In the entries below, find the lines with the word "time" and copy them.
******************************
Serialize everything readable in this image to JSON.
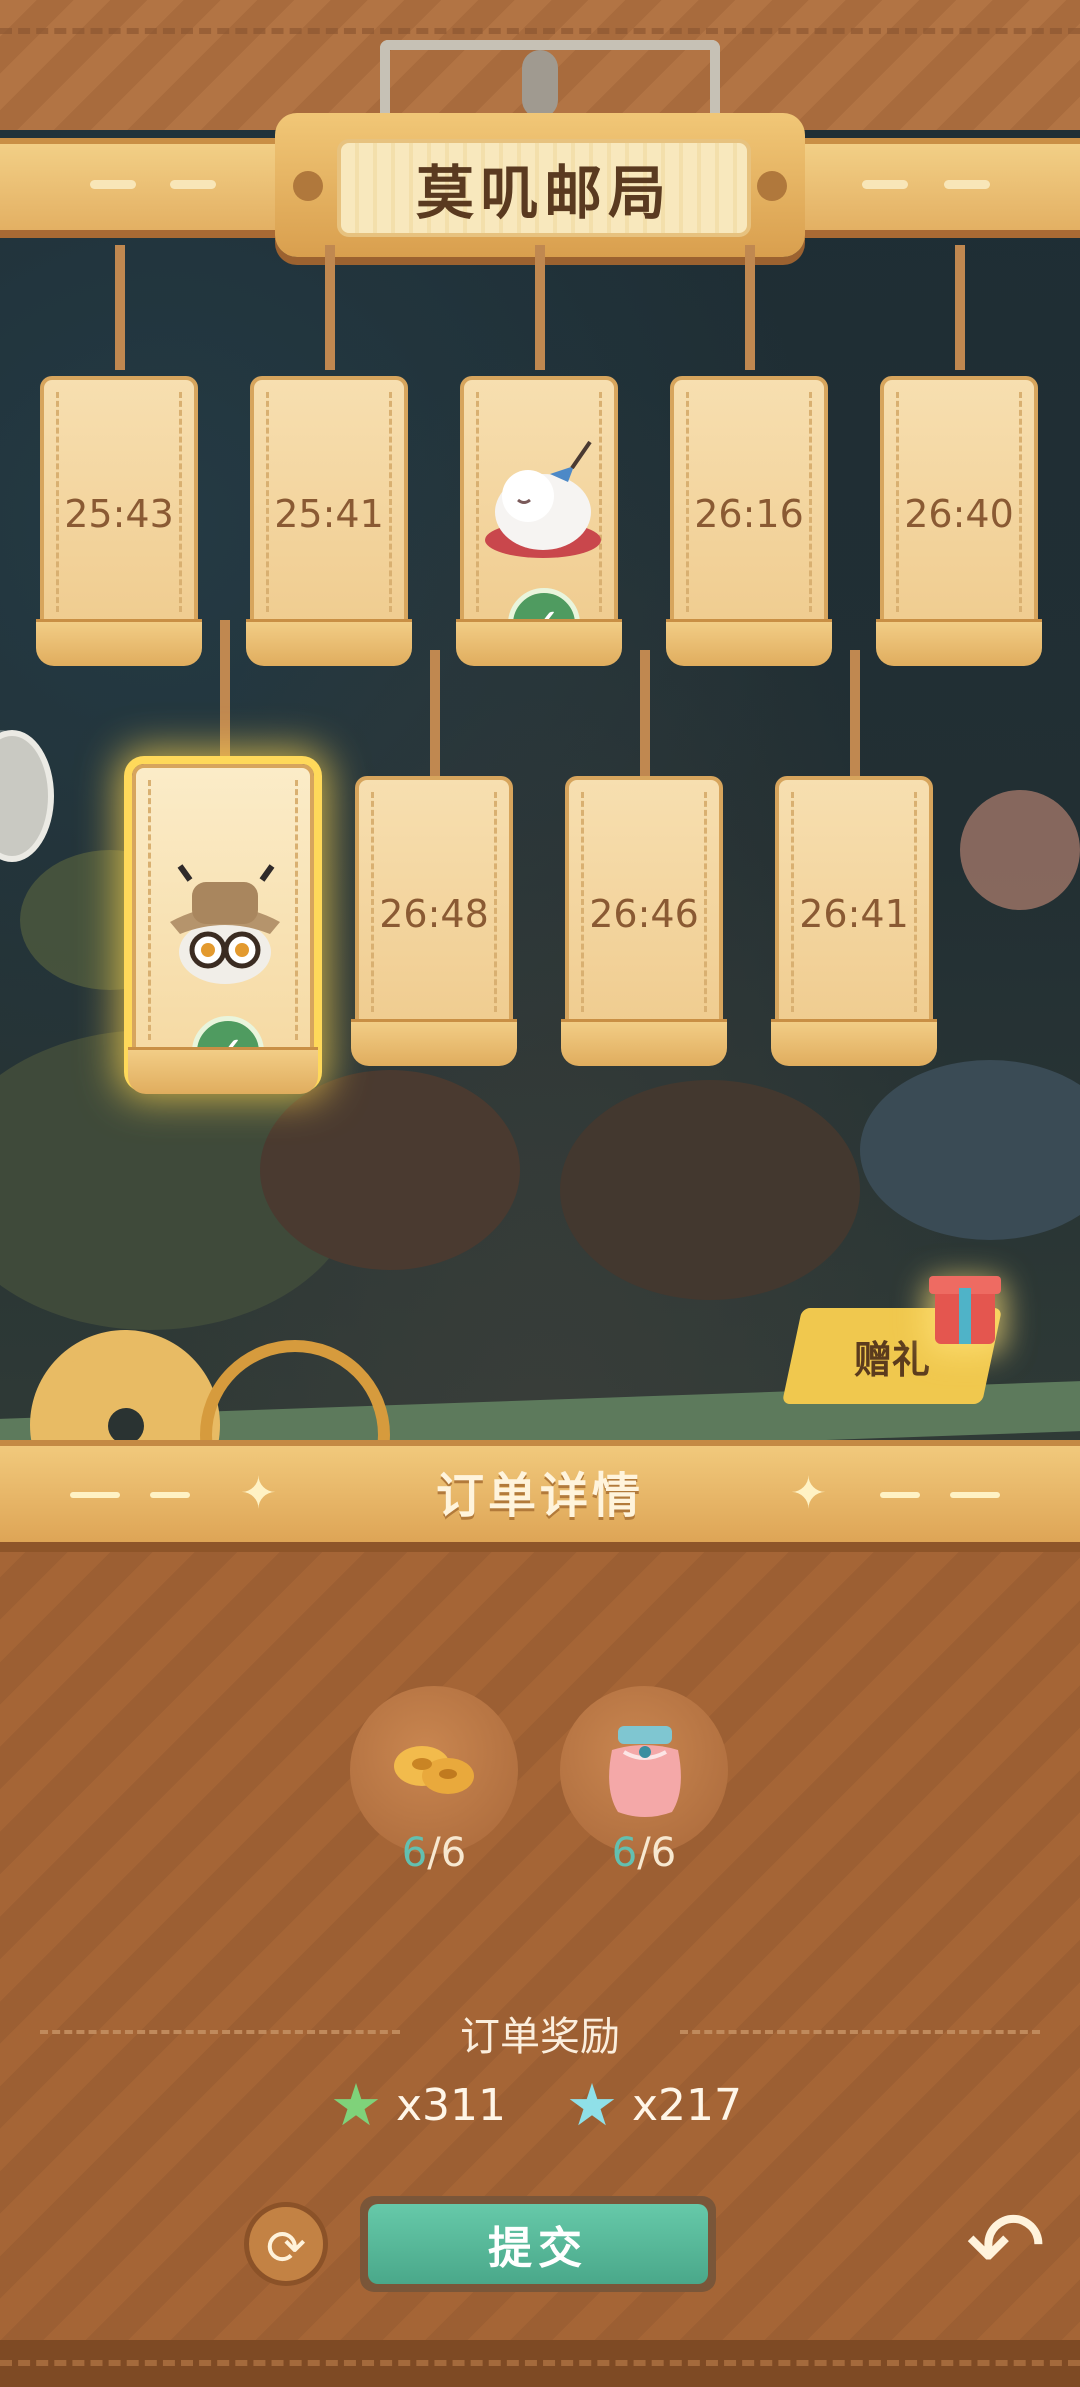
{
  "header": {
    "title": "莫叽邮局"
  },
  "tags_row1": [
    {
      "time": "25:43",
      "completed": false
    },
    {
      "time": "25:41",
      "completed": false
    },
    {
      "time": "",
      "completed": true,
      "icon": "sleeping-white-creature-icon"
    },
    {
      "time": "26:16",
      "completed": false
    },
    {
      "time": "26:40",
      "completed": false
    }
  ],
  "tags_row2": [
    {
      "time": "",
      "completed": true,
      "selected": true,
      "icon": "owl-with-hat-icon"
    },
    {
      "time": "26:48",
      "completed": false
    },
    {
      "time": "26:46",
      "completed": false
    },
    {
      "time": "26:41",
      "completed": false
    }
  ],
  "gift": {
    "label": "赠礼"
  },
  "order": {
    "title": "订单详情",
    "items": [
      {
        "icon": "pastry-icon",
        "have": "6",
        "need": "/6"
      },
      {
        "icon": "jam-jar-icon",
        "have": "6",
        "need": "/6"
      }
    ],
    "reward_title": "订单奖励",
    "rewards": [
      {
        "icon": "green-star-icon",
        "amount": "x311"
      },
      {
        "icon": "blue-star-icon",
        "amount": "x217"
      }
    ]
  },
  "actions": {
    "submit": "提交"
  },
  "colors": {
    "accent_green": "#4aa88a",
    "have_count": "#63c0b0",
    "wood": "#a56536"
  }
}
******************************
Exercise solution.
      "time": "25:43",
      "time": "25:41",
      "time": "",
      "time": "26:16",
      "time": "26:40",
      "time": "",
      "time": "26:48",
      "time": "26:46",
      "time": "26:41",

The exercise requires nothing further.